**EXTRACTED DATA**
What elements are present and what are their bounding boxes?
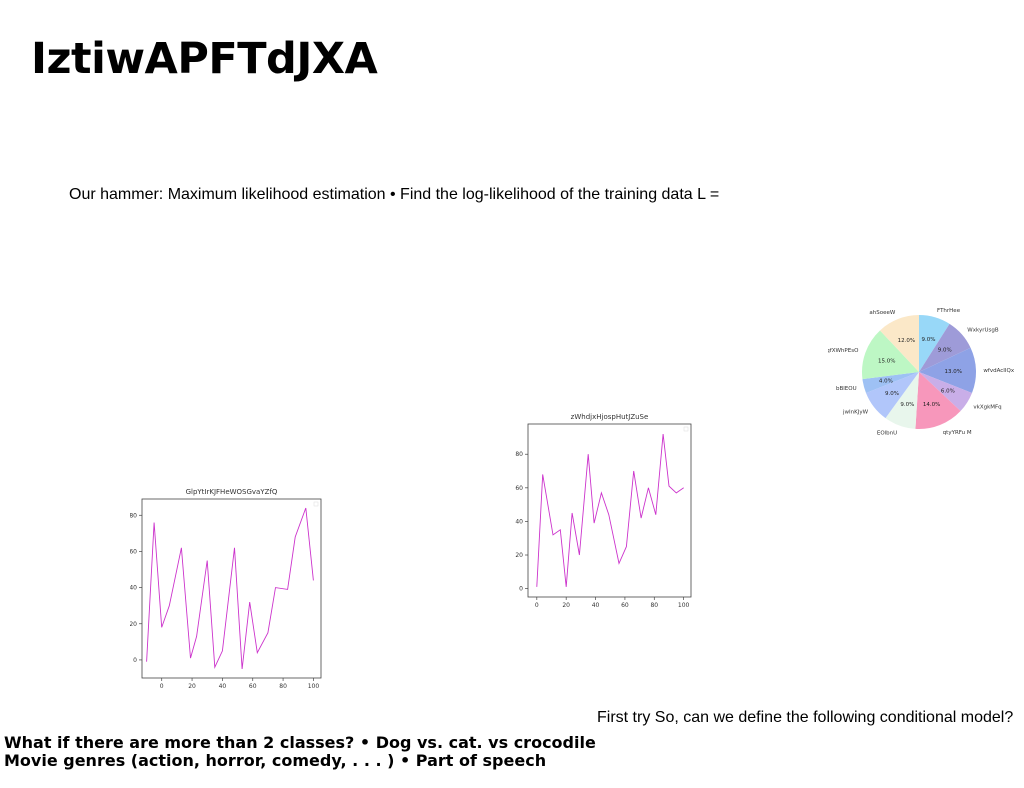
x-tick-label: 80 — [279, 683, 287, 690]
pie-slice — [885, 372, 919, 429]
pie-slice — [919, 372, 972, 412]
chart-2-frame — [527, 423, 692, 598]
x-tick-label: 0 — [160, 683, 164, 690]
pie-pct-label: 4.0% — [879, 379, 893, 385]
chart-1-frame — [141, 498, 322, 679]
pie-pct-label: 9.0% — [900, 402, 914, 408]
pie-category-label: WxkyrUsgB — [967, 327, 999, 333]
y-tick-label: 80 — [515, 451, 523, 458]
pie-category-label: wfvdAcIIQx — [983, 368, 1014, 374]
pie-category-label: qfXWhPEsO — [828, 348, 859, 354]
pie-slice — [919, 315, 950, 372]
y-tick-label: 80 — [130, 512, 137, 519]
x-tick-label: 60 — [249, 683, 257, 690]
pie-slice — [862, 330, 919, 380]
footer-line-1: What if there are more than 2 classes? •… — [4, 733, 596, 752]
pie-pct-label: 13.0% — [944, 369, 961, 375]
footer-line-2: Movie genres (action, horror, comedy, . … — [4, 751, 547, 770]
x-tick-label: 20 — [188, 683, 196, 690]
pie-pct-label: 12.0% — [898, 338, 915, 344]
pie-slice — [866, 372, 919, 419]
chart-2-legend — [683, 426, 689, 432]
pie-category-label: vkXgkMFq — [973, 405, 1001, 411]
x-tick-label: 40 — [592, 602, 600, 609]
pie-category-label: FThrHee — [937, 308, 961, 314]
y-tick-label: 0 — [133, 657, 137, 664]
chart-2-series-line — [536, 434, 684, 587]
pie-pct-label: 14.0% — [923, 402, 940, 408]
pie-slice — [915, 372, 961, 430]
y-tick-label: 60 — [515, 485, 523, 492]
line-chart-2: zWhdjxHjospHutJZuSe 0 20 40 60 80 100 0 20 40 60 80 — [515, 413, 692, 609]
line-chart-1: GlpYtIrKJFHeWOSGvaYZfQ 0 20 40 60 80 100 0 20 40 6… — [130, 488, 322, 690]
footer-text: What if there are more than 2 classes? •… — [4, 734, 596, 770]
pie-pct-label: 15.0% — [878, 358, 895, 364]
x-tick-label: 60 — [621, 602, 629, 609]
chart-2-title: zWhdjxHjospHutJZuSe — [571, 413, 649, 421]
y-tick-label: 20 — [130, 621, 137, 628]
chart-1-series-line — [146, 507, 314, 670]
chart-1-legend — [313, 501, 319, 507]
pie-category-label: bBlEOU — [836, 386, 857, 392]
x-tick-label: 20 — [562, 602, 570, 609]
pie-chart: 9.0% FThrHee 9.0% WxkyrUsgB 13.0% wfvdAcIIQx 6… — [828, 308, 1015, 437]
y-tick-label: 20 — [515, 552, 523, 559]
pie-slice — [919, 347, 977, 393]
slide-title: IztiwAPFTdJXA — [31, 34, 378, 84]
pie-pct-label: 9.0% — [885, 391, 899, 397]
y-tick-label: 60 — [130, 548, 137, 555]
pie-category-label: EOlbnU — [877, 431, 897, 437]
pie-category-label: qtyYRFu M — [943, 430, 972, 436]
slide-subtitle: Our hammer: Maximum likelihood estimatio… — [69, 186, 720, 203]
pie-slice — [862, 372, 919, 393]
y-tick-label: 40 — [130, 585, 137, 592]
right-note: First try So, can we define the followin… — [597, 709, 1014, 726]
pie-category-label: ahSoeeW — [869, 310, 895, 316]
x-tick-label: 80 — [650, 602, 658, 609]
pie-slice — [879, 315, 919, 372]
x-tick-label: 0 — [535, 602, 539, 609]
pie-slice — [919, 323, 971, 372]
y-tick-label: 40 — [515, 518, 523, 525]
x-tick-label: 40 — [219, 683, 227, 690]
pie-pct-label: 9.0% — [922, 337, 936, 343]
x-tick-label: 100 — [308, 683, 320, 690]
pie-pct-label: 9.0% — [938, 347, 952, 353]
chart-1-title: GlpYtIrKJFHeWOSGvaYZfQ — [186, 488, 278, 496]
y-tick-label: 0 — [519, 586, 523, 593]
pie-pct-label: 6.0% — [941, 388, 955, 394]
pie-category-label: jwInKJyW — [842, 410, 869, 416]
x-tick-label: 100 — [678, 602, 690, 609]
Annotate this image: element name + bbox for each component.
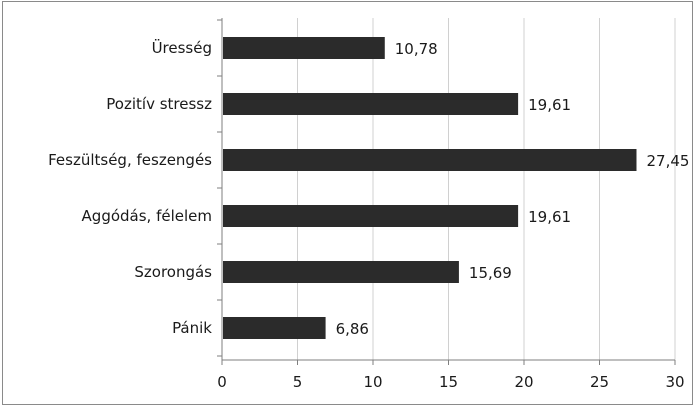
category-label: Pánik bbox=[172, 319, 212, 337]
x-tick-label: 25 bbox=[590, 373, 609, 391]
bar bbox=[223, 317, 326, 339]
x-tick-label: 30 bbox=[665, 373, 684, 391]
data-label: 27,45 bbox=[646, 152, 689, 170]
bar bbox=[223, 37, 385, 59]
bar bbox=[223, 149, 637, 171]
category-label: Aggódás, félelem bbox=[82, 207, 212, 225]
category-label: Feszültség, feszengés bbox=[48, 151, 212, 169]
bar bbox=[223, 261, 459, 283]
x-tick-label: 0 bbox=[217, 373, 227, 391]
x-tick-label: 5 bbox=[293, 373, 303, 391]
data-label: 15,69 bbox=[469, 264, 512, 282]
bar bbox=[223, 205, 519, 227]
category-label: Üresség bbox=[152, 38, 212, 57]
data-label: 19,61 bbox=[528, 208, 571, 226]
x-tick-label: 15 bbox=[439, 373, 458, 391]
data-label: 6,86 bbox=[336, 320, 369, 338]
data-label: 19,61 bbox=[528, 96, 571, 114]
category-label: Szorongás bbox=[134, 263, 212, 281]
data-label: 10,78 bbox=[395, 40, 438, 58]
bar bbox=[223, 93, 519, 115]
x-tick-label: 20 bbox=[514, 373, 533, 391]
x-tick-label: 10 bbox=[363, 373, 382, 391]
category-label: Pozitív stressz bbox=[106, 95, 212, 113]
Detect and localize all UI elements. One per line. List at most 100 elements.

**STATED GOAL**
Copy every line of the listing above word for word, without the pictures.

**PROBLEM SOLUTION**
What elements are present and what are their bounding boxes?
x-tick-label: 80 — [279, 683, 287, 690]
pie-slice — [885, 372, 919, 429]
pie-slice — [919, 372, 972, 412]
chart-2-frame — [527, 423, 692, 598]
x-tick-label: 0 — [160, 683, 164, 690]
pie-pct-label: 4.0% — [879, 379, 893, 385]
chart-1-frame — [141, 498, 322, 679]
pie-pct-label: 9.0% — [900, 402, 914, 408]
pie-category-label: WxkyrUsgB — [967, 327, 999, 333]
y-tick-label: 80 — [515, 451, 523, 458]
pie-category-label: wfvdAcIIQx — [983, 368, 1014, 374]
pie-category-label: qfXWhPEsO — [828, 348, 859, 354]
pie-slice — [919, 315, 950, 372]
y-tick-label: 80 — [130, 512, 137, 519]
x-tick-label: 60 — [249, 683, 257, 690]
pie-slice — [862, 330, 919, 380]
footer-line-1: What if there are more than 2 classes? •… — [4, 733, 596, 752]
pie-pct-label: 13.0% — [944, 369, 961, 375]
footer-line-2: Movie genres (action, horror, comedy, . … — [4, 751, 547, 770]
x-tick-label: 20 — [188, 683, 196, 690]
pie-pct-label: 12.0% — [898, 338, 915, 344]
pie-slice — [866, 372, 919, 419]
chart-2-legend — [683, 426, 689, 432]
pie-category-label: vkXgkMFq — [973, 405, 1001, 411]
x-tick-label: 40 — [592, 602, 600, 609]
pie-category-label: FThrHee — [937, 308, 961, 314]
y-tick-label: 0 — [133, 657, 137, 664]
chart-2-series-line — [536, 434, 684, 587]
pie-pct-label: 14.0% — [923, 402, 940, 408]
pie-slice — [915, 372, 961, 430]
y-tick-label: 60 — [515, 485, 523, 492]
line-chart-2: zWhdjxHjospHutJZuSe 0 20 40 60 80 100 0 20 40 60 80 — [515, 413, 692, 609]
line-chart-1: GlpYtIrKJFHeWOSGvaYZfQ 0 20 40 60 80 100 0 20 40 6… — [130, 488, 322, 690]
footer-text: What if there are more than 2 classes? •… — [4, 734, 596, 770]
pie-pct-label: 15.0% — [878, 358, 895, 364]
x-tick-label: 60 — [621, 602, 629, 609]
chart-2-title: zWhdjxHjospHutJZuSe — [571, 413, 649, 421]
y-tick-label: 20 — [130, 621, 137, 628]
chart-1-series-line — [146, 507, 314, 670]
chart-1-legend — [313, 501, 319, 507]
pie-category-label: bBlEOU — [836, 386, 857, 392]
x-tick-label: 20 — [562, 602, 570, 609]
pie-chart: 9.0% FThrHee 9.0% WxkyrUsgB 13.0% wfvdAcIIQx 6… — [828, 308, 1015, 437]
y-tick-label: 20 — [515, 552, 523, 559]
pie-slice — [919, 347, 977, 393]
slide-title: IztiwAPFTdJXA — [31, 34, 378, 84]
pie-pct-label: 9.0% — [885, 391, 899, 397]
y-tick-label: 60 — [130, 548, 137, 555]
pie-category-label: EOlbnU — [877, 431, 897, 437]
pie-category-label: qtyYRFu M — [943, 430, 972, 436]
slide-subtitle: Our hammer: Maximum likelihood estimatio… — [69, 186, 720, 203]
pie-slice — [862, 372, 919, 393]
y-tick-label: 40 — [130, 585, 137, 592]
right-note: First try So, can we define the followin… — [597, 709, 1014, 726]
pie-category-label: ahSoeeW — [869, 310, 895, 316]
x-tick-label: 80 — [650, 602, 658, 609]
pie-slice — [879, 315, 919, 372]
x-tick-label: 0 — [535, 602, 539, 609]
pie-slice — [919, 323, 971, 372]
y-tick-label: 40 — [515, 518, 523, 525]
x-tick-label: 40 — [219, 683, 227, 690]
pie-pct-label: 9.0% — [922, 337, 936, 343]
x-tick-label: 100 — [308, 683, 320, 690]
pie-pct-label: 9.0% — [938, 347, 952, 353]
chart-1-title: GlpYtIrKJFHeWOSGvaYZfQ — [186, 488, 278, 496]
y-tick-label: 0 — [519, 586, 523, 593]
pie-pct-label: 6.0% — [941, 388, 955, 394]
pie-category-label: jwInKJyW — [842, 410, 869, 416]
x-tick-label: 100 — [678, 602, 690, 609]
Annotate this image: element name + bbox for each component.
category-label: Pánik bbox=[172, 319, 212, 337]
x-tick-label: 25 bbox=[590, 373, 609, 391]
bar bbox=[223, 317, 326, 339]
x-tick-label: 30 bbox=[665, 373, 684, 391]
data-label: 27,45 bbox=[646, 152, 689, 170]
bar bbox=[223, 37, 385, 59]
bar bbox=[223, 149, 637, 171]
category-label: Aggódás, félelem bbox=[82, 207, 212, 225]
category-label: Feszültség, feszengés bbox=[48, 151, 212, 169]
bar bbox=[223, 261, 459, 283]
x-tick-label: 0 bbox=[217, 373, 227, 391]
x-tick-label: 5 bbox=[293, 373, 303, 391]
data-label: 15,69 bbox=[469, 264, 512, 282]
bar bbox=[223, 205, 519, 227]
category-label: Üresség bbox=[152, 38, 212, 57]
data-label: 19,61 bbox=[528, 208, 571, 226]
x-tick-label: 15 bbox=[439, 373, 458, 391]
data-label: 6,86 bbox=[336, 320, 369, 338]
data-label: 19,61 bbox=[528, 96, 571, 114]
category-label: Szorongás bbox=[134, 263, 212, 281]
data-label: 10,78 bbox=[395, 40, 438, 58]
bar bbox=[223, 93, 519, 115]
x-tick-label: 20 bbox=[514, 373, 533, 391]
x-tick-label: 10 bbox=[363, 373, 382, 391]
category-label: Pozitív stressz bbox=[106, 95, 212, 113]
Detect and localize all UI elements. One per line. List at most 100 elements.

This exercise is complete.